● **WHAT IS EXPECTED**:
Provide only the number of lines in the listing that contain the string "shaft".

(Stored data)
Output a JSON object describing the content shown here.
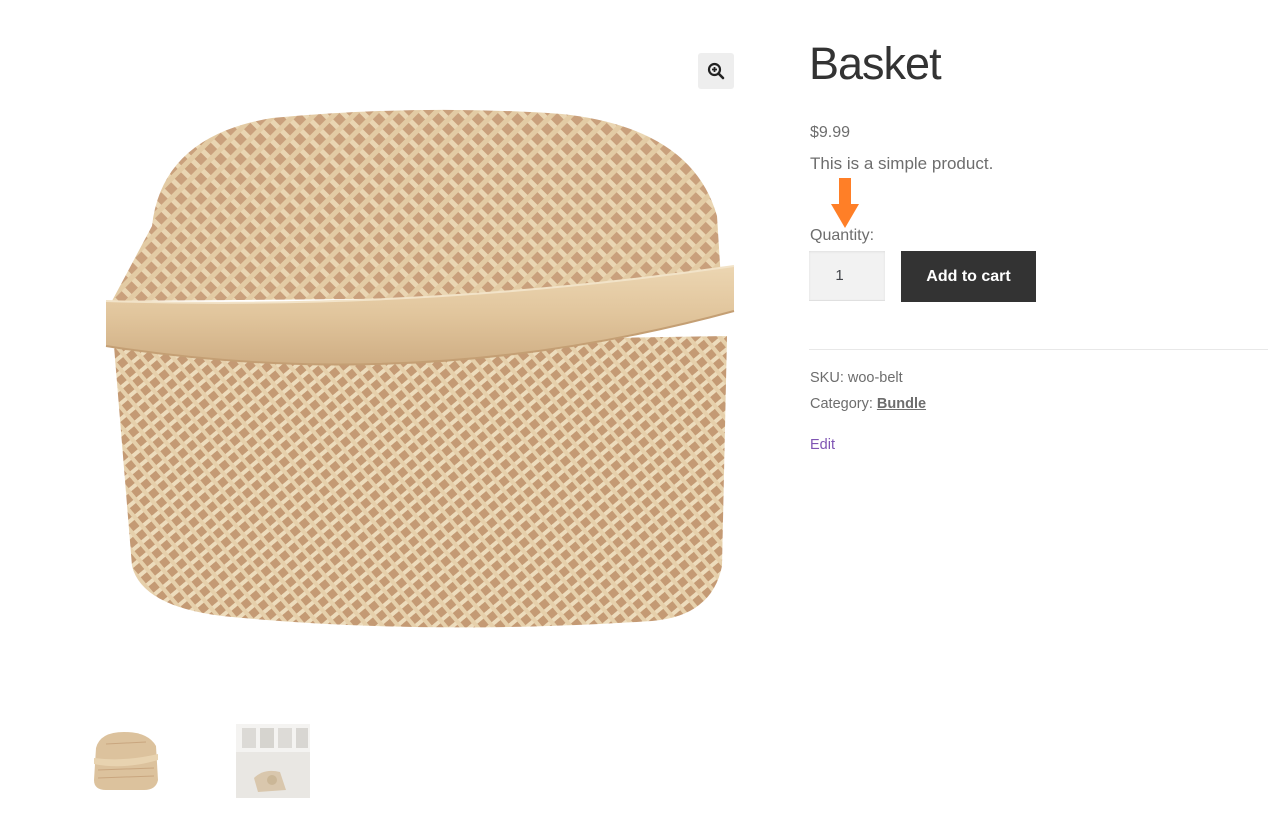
{
  "product": {
    "title": "Basket",
    "price": "$9.99",
    "short_description": "This is a simple product.",
    "quantity_label": "Quantity:",
    "quantity_value": "1",
    "add_to_cart_label": "Add to cart",
    "sku_label": "SKU:",
    "sku_value": "woo-belt",
    "category_label": "Category:",
    "category_value": "Bundle",
    "edit_label": "Edit"
  },
  "gallery": {
    "zoom_icon": "zoom-in-icon",
    "thumbnail_count": 2
  },
  "colors": {
    "button_bg": "#333333",
    "annotation_arrow": "#ff7f27",
    "edit_link": "#7f54b3",
    "body_text": "#6d6d6d"
  }
}
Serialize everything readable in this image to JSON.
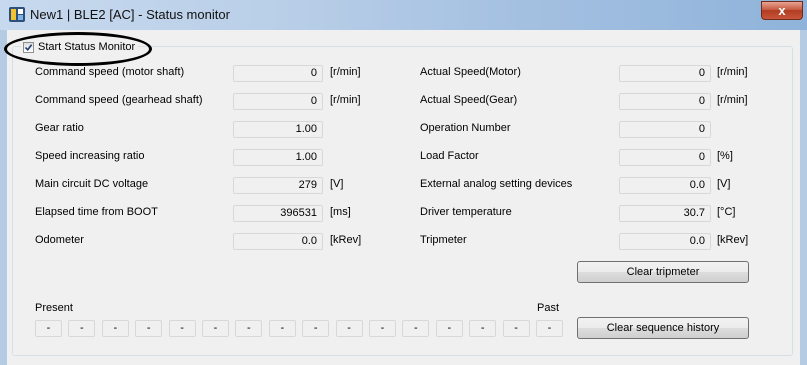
{
  "window": {
    "title": "New1 | BLE2 [AC] - Status monitor",
    "close_label": "x"
  },
  "monitor": {
    "checkbox_label": "Start Status Monitor",
    "checked": true
  },
  "left_fields": [
    {
      "label": "Command speed (motor shaft)",
      "value": "0",
      "unit": "[r/min]"
    },
    {
      "label": "Command speed (gearhead shaft)",
      "value": "0",
      "unit": "[r/min]"
    },
    {
      "label": "Gear ratio",
      "value": "1.00",
      "unit": ""
    },
    {
      "label": "Speed increasing ratio",
      "value": "1.00",
      "unit": ""
    },
    {
      "label": "Main circuit DC voltage",
      "value": "279",
      "unit": "[V]"
    },
    {
      "label": "Elapsed time from BOOT",
      "value": "396531",
      "unit": "[ms]"
    },
    {
      "label": "Odometer",
      "value": "0.0",
      "unit": "[kRev]"
    }
  ],
  "right_fields": [
    {
      "label": "Actual Speed(Motor)",
      "value": "0",
      "unit": "[r/min]"
    },
    {
      "label": "Actual Speed(Gear)",
      "value": "0",
      "unit": "[r/min]"
    },
    {
      "label": "Operation Number",
      "value": "0",
      "unit": ""
    },
    {
      "label": "Load Factor",
      "value": "0",
      "unit": "[%]"
    },
    {
      "label": "External analog setting devices",
      "value": "0.0",
      "unit": "[V]"
    },
    {
      "label": "Driver temperature",
      "value": "30.7",
      "unit": "[°C]"
    },
    {
      "label": "Tripmeter",
      "value": "0.0",
      "unit": "[kRev]"
    }
  ],
  "buttons": {
    "clear_tripmeter": "Clear tripmeter",
    "clear_sequence_history": "Clear sequence history"
  },
  "history": {
    "present_label": "Present",
    "past_label": "Past",
    "slots": [
      "-",
      "-",
      "-",
      "-",
      "-",
      "-",
      "-",
      "-",
      "-",
      "-",
      "-",
      "-",
      "-",
      "-",
      "-",
      "-"
    ]
  }
}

● **THE REPLY**:
2